* **DIRECTION**
From the listing below, extract each line containing the string "Revealed".

* **EXERCISE MATERIAL**

_ _ _ _

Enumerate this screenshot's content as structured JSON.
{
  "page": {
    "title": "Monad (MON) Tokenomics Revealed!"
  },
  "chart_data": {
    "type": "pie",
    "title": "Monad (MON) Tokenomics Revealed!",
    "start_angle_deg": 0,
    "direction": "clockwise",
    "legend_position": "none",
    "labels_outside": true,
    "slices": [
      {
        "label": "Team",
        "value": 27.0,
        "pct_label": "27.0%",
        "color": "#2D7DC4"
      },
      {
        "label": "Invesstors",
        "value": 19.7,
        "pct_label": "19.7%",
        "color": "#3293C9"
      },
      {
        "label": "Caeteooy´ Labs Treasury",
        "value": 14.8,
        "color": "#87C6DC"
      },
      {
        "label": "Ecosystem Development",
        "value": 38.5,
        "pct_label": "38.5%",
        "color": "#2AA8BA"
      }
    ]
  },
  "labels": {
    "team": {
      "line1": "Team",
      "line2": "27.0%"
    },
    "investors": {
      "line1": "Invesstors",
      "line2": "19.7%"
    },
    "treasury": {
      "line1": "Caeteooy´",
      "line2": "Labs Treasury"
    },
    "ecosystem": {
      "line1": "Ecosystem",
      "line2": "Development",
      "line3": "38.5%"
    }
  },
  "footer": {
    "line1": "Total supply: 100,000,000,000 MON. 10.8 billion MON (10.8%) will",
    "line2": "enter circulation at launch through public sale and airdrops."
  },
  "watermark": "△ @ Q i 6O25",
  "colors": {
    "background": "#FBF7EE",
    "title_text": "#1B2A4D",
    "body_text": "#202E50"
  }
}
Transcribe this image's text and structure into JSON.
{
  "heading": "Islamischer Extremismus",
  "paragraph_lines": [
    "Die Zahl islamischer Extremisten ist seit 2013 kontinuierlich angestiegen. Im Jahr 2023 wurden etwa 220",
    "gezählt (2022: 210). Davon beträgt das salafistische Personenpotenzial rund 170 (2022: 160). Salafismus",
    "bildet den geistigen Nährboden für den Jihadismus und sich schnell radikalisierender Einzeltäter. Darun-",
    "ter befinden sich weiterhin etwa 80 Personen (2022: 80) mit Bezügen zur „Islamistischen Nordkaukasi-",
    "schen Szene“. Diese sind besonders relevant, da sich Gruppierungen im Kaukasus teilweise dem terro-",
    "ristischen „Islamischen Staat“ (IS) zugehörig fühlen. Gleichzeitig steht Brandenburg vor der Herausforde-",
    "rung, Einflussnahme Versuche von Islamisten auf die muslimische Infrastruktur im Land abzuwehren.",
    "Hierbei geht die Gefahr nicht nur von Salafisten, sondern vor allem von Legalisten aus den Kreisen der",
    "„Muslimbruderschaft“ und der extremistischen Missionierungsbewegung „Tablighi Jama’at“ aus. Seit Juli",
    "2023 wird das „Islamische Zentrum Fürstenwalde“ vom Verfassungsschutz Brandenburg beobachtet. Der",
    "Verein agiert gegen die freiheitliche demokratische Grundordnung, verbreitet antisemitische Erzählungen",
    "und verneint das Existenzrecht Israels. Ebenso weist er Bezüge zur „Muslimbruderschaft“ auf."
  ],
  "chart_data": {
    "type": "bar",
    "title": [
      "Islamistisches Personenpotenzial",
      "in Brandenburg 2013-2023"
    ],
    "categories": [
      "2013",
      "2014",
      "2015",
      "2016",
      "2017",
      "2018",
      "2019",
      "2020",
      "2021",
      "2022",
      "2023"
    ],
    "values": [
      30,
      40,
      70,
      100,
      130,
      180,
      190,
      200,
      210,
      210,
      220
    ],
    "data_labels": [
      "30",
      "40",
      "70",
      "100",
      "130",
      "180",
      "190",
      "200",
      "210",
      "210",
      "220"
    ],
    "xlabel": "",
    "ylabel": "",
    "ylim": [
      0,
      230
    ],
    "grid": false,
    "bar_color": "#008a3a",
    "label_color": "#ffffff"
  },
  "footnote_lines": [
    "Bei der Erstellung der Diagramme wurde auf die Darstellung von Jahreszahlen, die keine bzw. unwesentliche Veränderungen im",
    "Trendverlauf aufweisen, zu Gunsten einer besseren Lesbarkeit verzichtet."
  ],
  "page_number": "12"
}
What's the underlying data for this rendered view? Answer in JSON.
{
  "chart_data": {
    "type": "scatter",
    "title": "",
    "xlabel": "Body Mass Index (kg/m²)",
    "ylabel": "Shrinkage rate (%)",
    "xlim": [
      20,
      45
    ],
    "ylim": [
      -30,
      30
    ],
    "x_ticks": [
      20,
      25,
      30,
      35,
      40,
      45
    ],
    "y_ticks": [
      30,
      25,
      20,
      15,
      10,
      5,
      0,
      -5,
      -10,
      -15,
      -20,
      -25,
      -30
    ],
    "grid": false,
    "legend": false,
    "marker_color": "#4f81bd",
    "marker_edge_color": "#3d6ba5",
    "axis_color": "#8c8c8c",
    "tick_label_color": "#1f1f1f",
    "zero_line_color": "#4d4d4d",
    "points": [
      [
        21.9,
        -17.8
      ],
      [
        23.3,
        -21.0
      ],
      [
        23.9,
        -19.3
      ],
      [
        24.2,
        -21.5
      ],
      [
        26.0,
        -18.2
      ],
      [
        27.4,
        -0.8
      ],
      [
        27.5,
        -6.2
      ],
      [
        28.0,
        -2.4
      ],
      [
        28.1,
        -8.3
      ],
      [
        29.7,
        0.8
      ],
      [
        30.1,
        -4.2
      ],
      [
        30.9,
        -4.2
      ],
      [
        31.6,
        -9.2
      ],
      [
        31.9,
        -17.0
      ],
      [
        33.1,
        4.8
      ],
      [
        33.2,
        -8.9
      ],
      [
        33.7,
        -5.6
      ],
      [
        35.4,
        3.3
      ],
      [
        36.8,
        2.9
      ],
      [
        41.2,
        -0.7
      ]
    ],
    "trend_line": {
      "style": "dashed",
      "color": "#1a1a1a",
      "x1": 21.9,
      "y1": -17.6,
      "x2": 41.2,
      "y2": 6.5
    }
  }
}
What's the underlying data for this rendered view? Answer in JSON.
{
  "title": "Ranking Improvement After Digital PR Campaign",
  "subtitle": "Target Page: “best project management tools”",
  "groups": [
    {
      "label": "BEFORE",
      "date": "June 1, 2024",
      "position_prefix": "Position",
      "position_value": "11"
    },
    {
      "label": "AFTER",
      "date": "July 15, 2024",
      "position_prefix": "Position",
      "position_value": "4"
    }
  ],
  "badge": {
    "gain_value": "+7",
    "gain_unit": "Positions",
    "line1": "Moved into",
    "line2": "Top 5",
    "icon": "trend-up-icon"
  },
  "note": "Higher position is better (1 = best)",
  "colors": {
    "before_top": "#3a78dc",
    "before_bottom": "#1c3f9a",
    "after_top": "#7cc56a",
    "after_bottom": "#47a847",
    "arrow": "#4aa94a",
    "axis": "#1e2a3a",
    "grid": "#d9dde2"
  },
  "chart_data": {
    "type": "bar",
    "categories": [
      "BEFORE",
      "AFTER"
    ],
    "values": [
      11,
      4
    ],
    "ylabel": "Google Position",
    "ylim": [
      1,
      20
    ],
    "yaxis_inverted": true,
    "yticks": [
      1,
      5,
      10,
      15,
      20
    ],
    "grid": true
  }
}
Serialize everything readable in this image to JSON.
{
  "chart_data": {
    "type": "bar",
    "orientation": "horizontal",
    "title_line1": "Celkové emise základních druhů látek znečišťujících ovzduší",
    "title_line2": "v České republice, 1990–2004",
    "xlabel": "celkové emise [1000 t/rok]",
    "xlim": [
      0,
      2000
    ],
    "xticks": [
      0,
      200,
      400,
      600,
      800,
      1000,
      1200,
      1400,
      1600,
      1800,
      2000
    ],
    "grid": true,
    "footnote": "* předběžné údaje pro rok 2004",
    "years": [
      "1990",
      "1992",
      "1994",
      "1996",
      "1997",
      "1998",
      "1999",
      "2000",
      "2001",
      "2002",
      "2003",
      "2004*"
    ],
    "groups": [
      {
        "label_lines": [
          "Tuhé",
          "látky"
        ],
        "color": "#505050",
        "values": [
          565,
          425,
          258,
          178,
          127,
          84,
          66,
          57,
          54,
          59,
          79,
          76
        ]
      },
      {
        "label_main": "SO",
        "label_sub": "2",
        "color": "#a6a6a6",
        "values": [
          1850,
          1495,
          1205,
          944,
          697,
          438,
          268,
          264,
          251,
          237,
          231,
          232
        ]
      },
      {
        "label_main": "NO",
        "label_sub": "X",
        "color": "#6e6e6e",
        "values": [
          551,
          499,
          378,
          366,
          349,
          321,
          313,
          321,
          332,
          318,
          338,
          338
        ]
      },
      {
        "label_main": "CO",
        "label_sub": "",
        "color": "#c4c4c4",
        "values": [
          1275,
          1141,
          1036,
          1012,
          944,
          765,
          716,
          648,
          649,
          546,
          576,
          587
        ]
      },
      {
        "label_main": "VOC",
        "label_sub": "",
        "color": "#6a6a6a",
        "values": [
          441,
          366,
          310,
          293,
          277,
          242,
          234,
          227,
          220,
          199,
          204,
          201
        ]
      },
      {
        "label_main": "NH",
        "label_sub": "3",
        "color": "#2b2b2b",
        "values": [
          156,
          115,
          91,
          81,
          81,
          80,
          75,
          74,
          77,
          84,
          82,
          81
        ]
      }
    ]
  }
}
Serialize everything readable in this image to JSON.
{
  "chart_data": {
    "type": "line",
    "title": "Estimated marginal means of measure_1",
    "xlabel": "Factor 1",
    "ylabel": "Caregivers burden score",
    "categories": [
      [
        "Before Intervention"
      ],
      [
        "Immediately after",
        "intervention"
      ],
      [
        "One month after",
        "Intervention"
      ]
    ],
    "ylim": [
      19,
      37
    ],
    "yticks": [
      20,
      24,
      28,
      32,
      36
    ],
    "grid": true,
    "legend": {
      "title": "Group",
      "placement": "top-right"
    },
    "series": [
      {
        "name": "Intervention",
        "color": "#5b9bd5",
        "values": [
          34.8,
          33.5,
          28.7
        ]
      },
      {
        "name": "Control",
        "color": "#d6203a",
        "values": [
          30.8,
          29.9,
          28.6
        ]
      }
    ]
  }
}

_ _ _ _

* **SOLUTION FOR THIS EXERCISE**
    "title": "Monad (MON) Tokenomics Revealed!"
    "title": "Monad (MON) Tokenomics Revealed!",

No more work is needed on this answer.